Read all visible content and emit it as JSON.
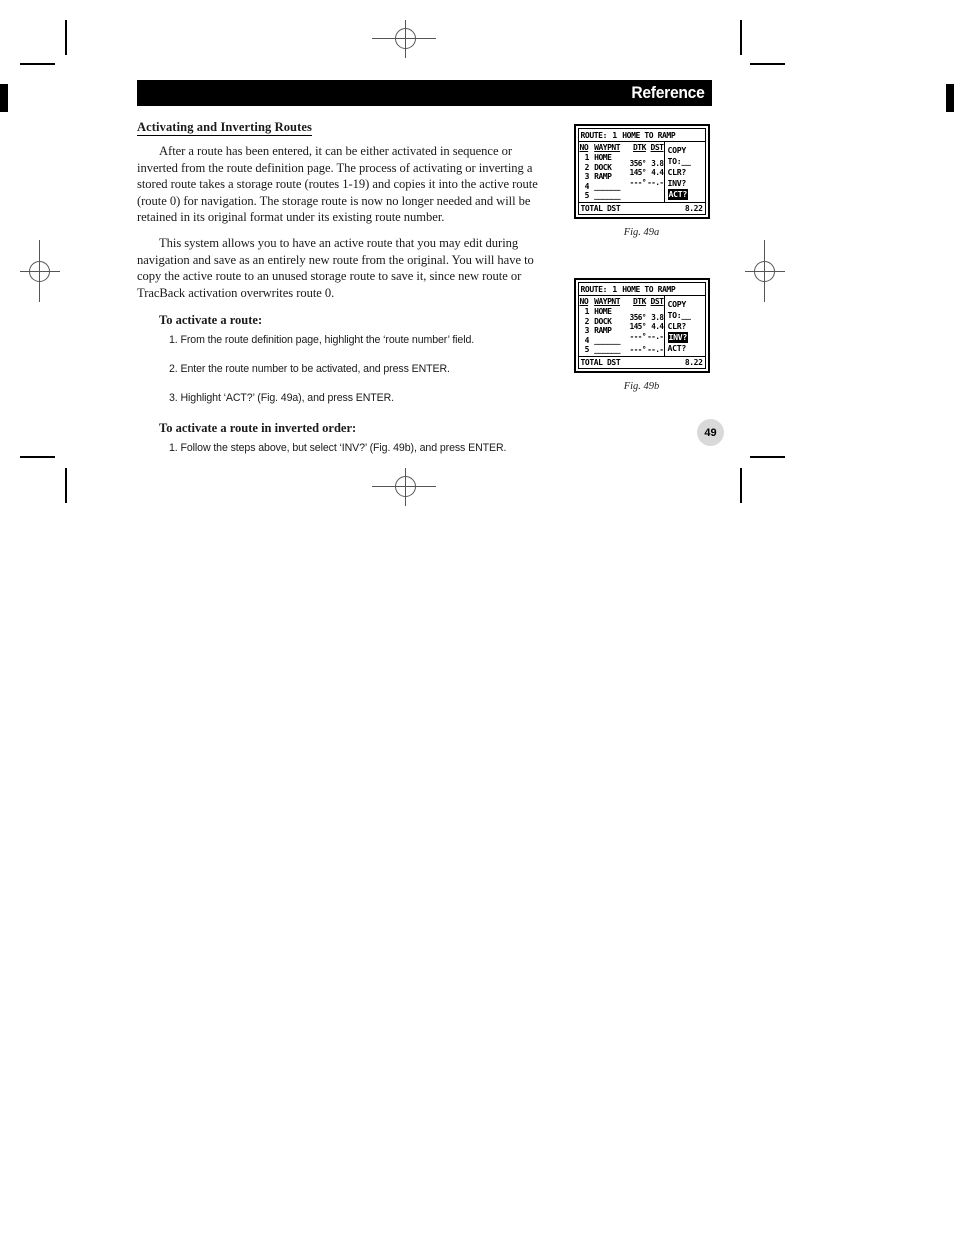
{
  "header": {
    "title": "Reference"
  },
  "page_number": "49",
  "content": {
    "section_title": "Activating and Inverting Routes",
    "paragraphs": [
      "After a route has been entered, it can be either activated in sequence or inverted from the route definition page. The process of activating or inverting a stored route takes a storage route (routes 1-19) and copies it into the active route (route 0) for navigation. The storage route is now no longer needed and will be retained in its original format under its existing route number.",
      "This system allows you to have an active route that you may edit during navigation and save as an entirely new route from the original. You will have to copy the active route to an unused storage route to save it, since new route or TracBack activation overwrites route 0."
    ],
    "procedures": [
      {
        "heading": "To activate a route:",
        "steps": [
          "1. From the route definition page, highlight the ‘route number’ field.",
          "2. Enter the route number to be activated, and press ENTER.",
          "3. Highlight ‘ACT?’ (Fig. 49a), and press ENTER."
        ]
      },
      {
        "heading": "To activate a route in inverted order:",
        "steps": [
          "1. Follow the steps above, but select ‘INV?’ (Fig. 49b), and press ENTER."
        ]
      }
    ]
  },
  "figures": [
    {
      "caption": "Fig. 49a",
      "screen": {
        "title_prefix": "ROUTE:",
        "route_number": "1",
        "title_suffix": "HOME TO RAMP",
        "columns": [
          "NO",
          "WAYPNT",
          "DTK",
          "DST"
        ],
        "rows": [
          {
            "no": "1",
            "waypoint": "HOME",
            "dtk": "",
            "dst": ""
          },
          {
            "no": "2",
            "waypoint": "DOCK",
            "dtk": "356°",
            "dst": "3.8"
          },
          {
            "no": "3",
            "waypoint": "RAMP",
            "dtk": "145°",
            "dst": "4.4"
          },
          {
            "no": "4",
            "waypoint": "______",
            "dtk": "---°",
            "dst": "--.-"
          },
          {
            "no": "5",
            "waypoint": "______",
            "dtk": "",
            "dst": ""
          }
        ],
        "menu": [
          "COPY",
          "TO:__",
          "CLR?",
          "INV?",
          "ACT?"
        ],
        "menu_selected": "ACT?",
        "total_label": "TOTAL DST",
        "total_value": "8.22"
      }
    },
    {
      "caption": "Fig. 49b",
      "screen": {
        "title_prefix": "ROUTE:",
        "route_number": "1",
        "title_suffix": "HOME TO RAMP",
        "columns": [
          "NO",
          "WAYPNT",
          "DTK",
          "DST"
        ],
        "rows": [
          {
            "no": "1",
            "waypoint": "HOME",
            "dtk": "",
            "dst": ""
          },
          {
            "no": "2",
            "waypoint": "DOCK",
            "dtk": "356°",
            "dst": "3.8"
          },
          {
            "no": "3",
            "waypoint": "RAMP",
            "dtk": "145°",
            "dst": "4.4"
          },
          {
            "no": "4",
            "waypoint": "______",
            "dtk": "---°",
            "dst": "--.-"
          },
          {
            "no": "5",
            "waypoint": "______",
            "dtk": "---°",
            "dst": "--.-"
          }
        ],
        "menu": [
          "COPY",
          "TO:__",
          "CLR?",
          "INV?",
          "ACT?"
        ],
        "menu_selected": "INV?",
        "total_label": "TOTAL DST",
        "total_value": "8.22"
      }
    }
  ]
}
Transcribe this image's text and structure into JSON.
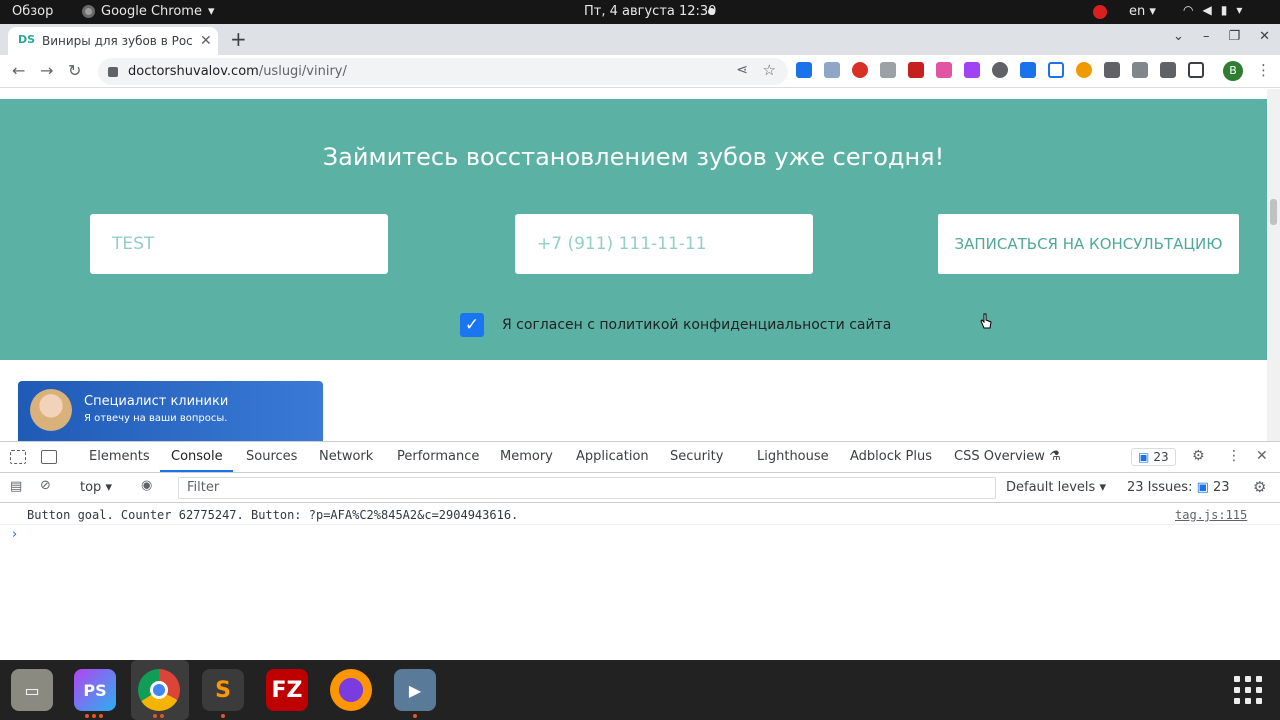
{
  "topbar": {
    "overview": "Обзор",
    "app_name": "Google Chrome",
    "clock": "Пт, 4 августа  12:30",
    "lang": "en"
  },
  "browser": {
    "tab_title": "Виниры для зубов в Рост",
    "url_domain": "doctorshuvalov.com",
    "url_path": "/uslugi/viniry/",
    "profile_letter": "В"
  },
  "page": {
    "heading": "Займитесь восстановлением зубов уже сегодня!",
    "name_value": "TEST",
    "phone_placeholder": "+7 (911) 111-11-11",
    "submit_label": "ЗАПИСАТЬСЯ НА КОНСУЛЬТАЦИЮ",
    "consent_label": "Я согласен с политикой конфиденциальности сайта",
    "consent_checked": true,
    "specialist_title": "Специалист клиники",
    "specialist_subtitle": "Я отвечу на ваши вопросы."
  },
  "devtools": {
    "tabs": [
      "Elements",
      "Console",
      "Sources",
      "Network",
      "Performance",
      "Memory",
      "Application",
      "Security",
      "Lighthouse",
      "Adblock Plus",
      "CSS Overview"
    ],
    "active_tab": "Console",
    "issues_badge": "23",
    "context": "top",
    "filter_placeholder": "Filter",
    "levels": "Default levels",
    "issues_label": "23 Issues:",
    "issues_count": "23",
    "messages": [
      {
        "text": "Button goal. Counter 62775247. Button: ?p=AFA%C2%845A2&c=2904943616.",
        "source": "tag.js:115"
      }
    ]
  },
  "colors": {
    "hero_bg": "#5bb2a4",
    "accent": "#1a73e8",
    "checkbox": "#1976f0"
  }
}
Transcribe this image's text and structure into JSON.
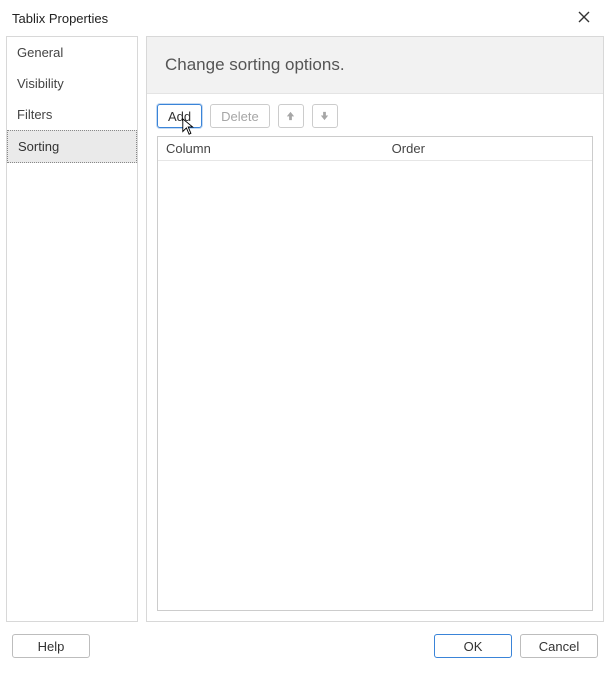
{
  "title": "Tablix Properties",
  "sidebar": {
    "items": [
      {
        "label": "General"
      },
      {
        "label": "Visibility"
      },
      {
        "label": "Filters"
      },
      {
        "label": "Sorting",
        "selected": true
      }
    ]
  },
  "panel": {
    "heading": "Change sorting options."
  },
  "toolbar": {
    "add_label": "Add",
    "delete_label": "Delete"
  },
  "grid": {
    "columns": [
      "Column",
      "Order"
    ],
    "rows": []
  },
  "footer": {
    "help_label": "Help",
    "ok_label": "OK",
    "cancel_label": "Cancel"
  }
}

※

* [Job]
Looking at the data above, show all lines where the word "content" occurs.

* [The reply]
Read all visible content and emit it as JSON.
  "content": {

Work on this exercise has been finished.